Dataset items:
....................

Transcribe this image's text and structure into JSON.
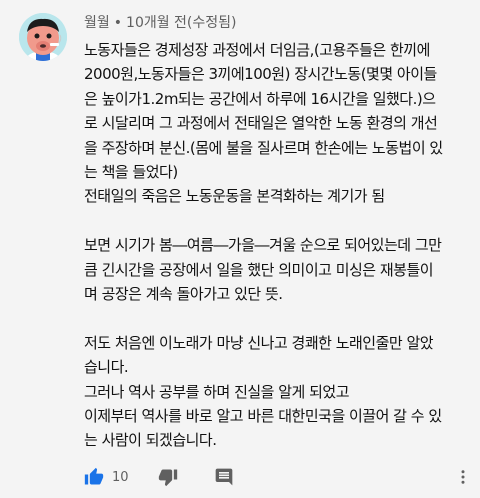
{
  "comment": {
    "author": "월월",
    "separator": "•",
    "time": "10개월 전(수정됨)",
    "lines": [
      [
        "노동자들은 경제성장 과정에서 더임금,(고용주들은 한끼에",
        "2000원,노동자들은 3끼에100원) 장시간노동(몇몇 아이들",
        "은 높이가1.2m되는 공간에서 하루에 16시간을 일했다.)으",
        "로 시달리며 그 과정에서 전태일은 열악한 노동 환경의 개선",
        "을 주장하며 분신.(몸에 불을 질사르며 한손에는 노동법이 있",
        "는 책을 들었다)",
        "전태일의 죽음은 노동운동을 본격화하는 계기가 됨"
      ],
      [
        "보면 시기가 봄―여름―가을―겨울 순으로 되어있는데 그만",
        "큼 긴시간을 공장에서 일을 했단 의미이고 미싱은 재봉틀이",
        "며 공장은 계속 돌아가고 있단 뜻."
      ],
      [
        "저도 처음엔 이노래가 마냥 신나고 경쾌한 노래인줄만 알았",
        "습니다.",
        "그러나 역사 공부를 하며 진실을 알게 되었고",
        "이제부터 역사를 바로 알고 바른 대한민국을 이끌어 갈 수 있",
        "는 사람이 되겠습니다."
      ]
    ],
    "like_count": "10"
  },
  "icons": {
    "like": "thumb-up-icon",
    "dislike": "thumb-down-icon",
    "reply": "reply-comment-icon",
    "more": "more-vertical-icon",
    "avatar": "avatar-character-icon"
  },
  "colors": {
    "background": "#f4f4f4",
    "like_active": "#1a73e8",
    "icon_gray": "#606060",
    "text": "#111111"
  }
}
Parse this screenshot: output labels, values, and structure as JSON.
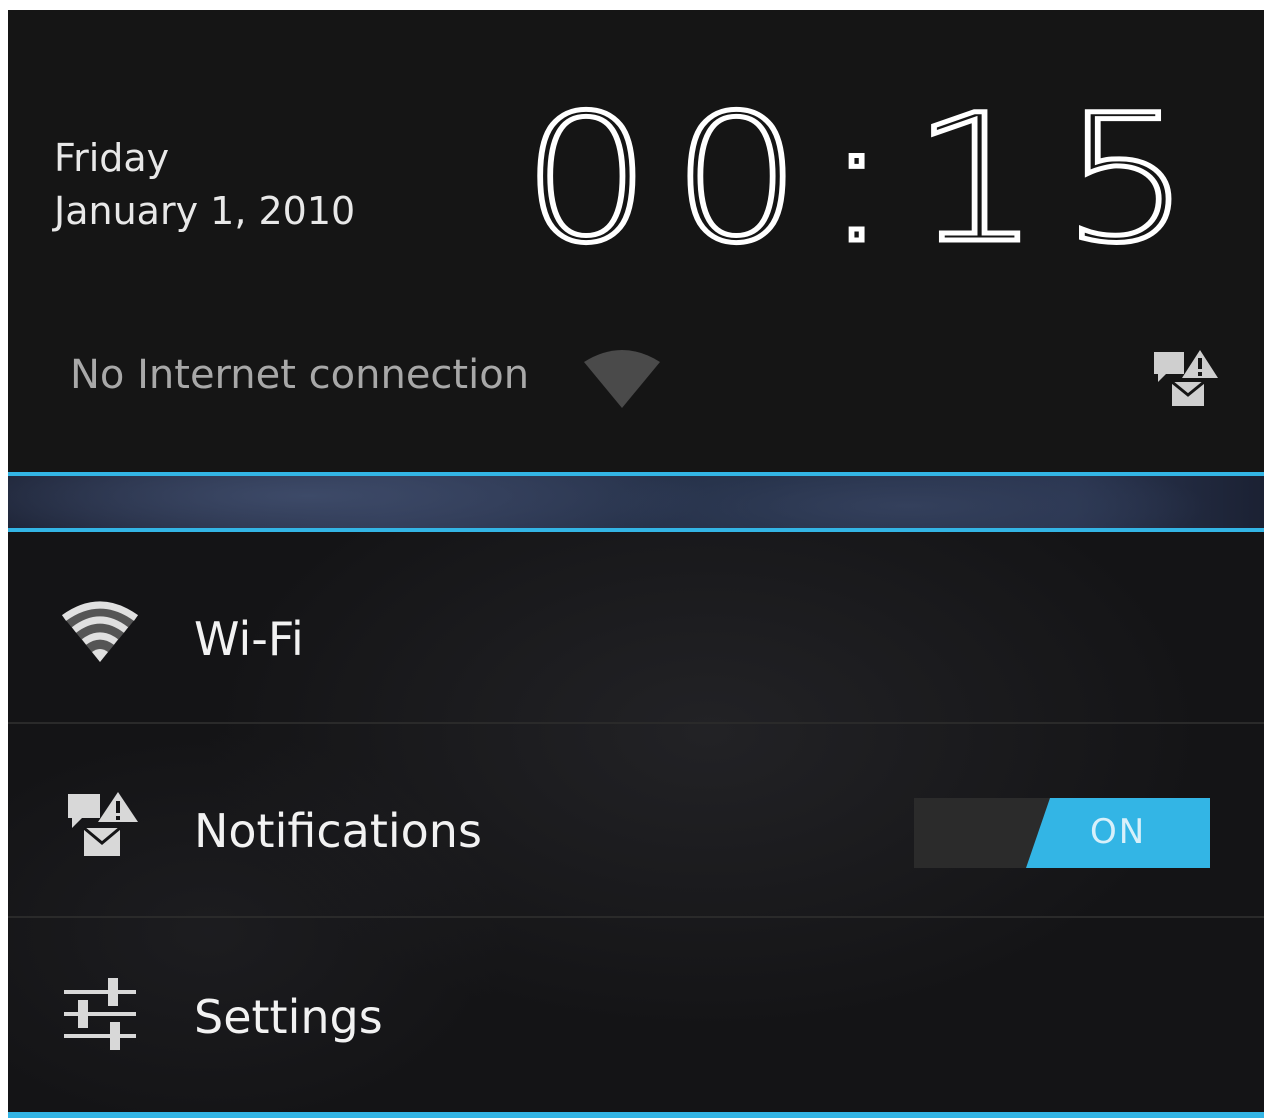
{
  "header": {
    "day": "Friday",
    "date": "January 1, 2010",
    "time": "00:15",
    "connection_status": "No Internet connection"
  },
  "icons": {
    "signal": "wifi-off-icon",
    "notifications_status": "notifications-icon",
    "wifi": "wifi-icon",
    "notifications": "notifications-icon",
    "settings": "settings-sliders-icon"
  },
  "quick_settings": [
    {
      "label": "Wi-Fi"
    },
    {
      "label": "Notifications",
      "toggle": "ON"
    },
    {
      "label": "Settings"
    }
  ],
  "colors": {
    "accent": "#33b5e5",
    "background": "#151515",
    "text_primary": "#f2f2f2",
    "text_secondary": "#a8a8a8"
  }
}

....................

* **Exercise task**:
Gather up the lines containing the word "노동자들은" from these records and copy them.

* **Solution for this exercise**:
        "노동자들은 경제성장 과정에서 더임금,(고용주들은 한끼에",
        "2000원,노동자들은 3끼에100원) 장시간노동(몇몇 아이들",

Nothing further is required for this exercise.